What the task asks: Where does "citrus" appear in the data? Return each line that holds it.

Exercise inputs:
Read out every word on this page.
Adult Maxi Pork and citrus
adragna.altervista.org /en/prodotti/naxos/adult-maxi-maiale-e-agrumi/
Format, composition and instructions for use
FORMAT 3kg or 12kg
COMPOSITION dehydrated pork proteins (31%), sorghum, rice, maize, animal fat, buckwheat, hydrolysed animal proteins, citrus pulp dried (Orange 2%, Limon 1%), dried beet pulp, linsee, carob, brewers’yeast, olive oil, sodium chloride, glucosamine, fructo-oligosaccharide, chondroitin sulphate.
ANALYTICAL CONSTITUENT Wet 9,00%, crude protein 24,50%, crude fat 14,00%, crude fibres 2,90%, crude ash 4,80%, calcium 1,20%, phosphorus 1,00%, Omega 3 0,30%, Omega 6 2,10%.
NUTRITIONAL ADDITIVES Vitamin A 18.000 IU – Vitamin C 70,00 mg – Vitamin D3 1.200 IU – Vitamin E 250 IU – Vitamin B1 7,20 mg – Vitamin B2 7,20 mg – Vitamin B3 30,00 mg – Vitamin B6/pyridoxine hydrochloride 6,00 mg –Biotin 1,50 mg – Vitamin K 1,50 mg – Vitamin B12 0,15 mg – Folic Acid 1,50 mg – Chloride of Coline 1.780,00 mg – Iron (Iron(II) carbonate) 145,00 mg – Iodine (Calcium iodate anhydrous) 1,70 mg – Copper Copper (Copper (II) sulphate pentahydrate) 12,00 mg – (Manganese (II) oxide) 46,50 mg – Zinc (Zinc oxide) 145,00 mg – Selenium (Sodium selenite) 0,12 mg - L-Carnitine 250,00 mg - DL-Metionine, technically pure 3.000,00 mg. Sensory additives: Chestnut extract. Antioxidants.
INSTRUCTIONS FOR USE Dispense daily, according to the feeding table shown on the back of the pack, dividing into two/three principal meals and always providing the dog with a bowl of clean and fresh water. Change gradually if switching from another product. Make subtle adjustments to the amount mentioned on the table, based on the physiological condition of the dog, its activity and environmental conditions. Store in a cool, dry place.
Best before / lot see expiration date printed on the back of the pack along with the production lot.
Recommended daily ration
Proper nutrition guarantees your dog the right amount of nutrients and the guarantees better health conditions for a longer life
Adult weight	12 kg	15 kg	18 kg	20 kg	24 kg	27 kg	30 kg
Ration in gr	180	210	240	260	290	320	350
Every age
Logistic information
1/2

Solution below:
Adult Maxi Pork and citrus
COMPOSITION dehydrated pork proteins (31%), sorghum, rice, maize, animal fat, buckwheat, hydrolysed animal proteins, citrus pulp dried (Orange 2%, Limon 1%), dried beet pulp, linsee, carob, brewers’yeast, olive oil, sodium chloride, glucosamine, fructo-oligosaccharide, chondroitin sulphate.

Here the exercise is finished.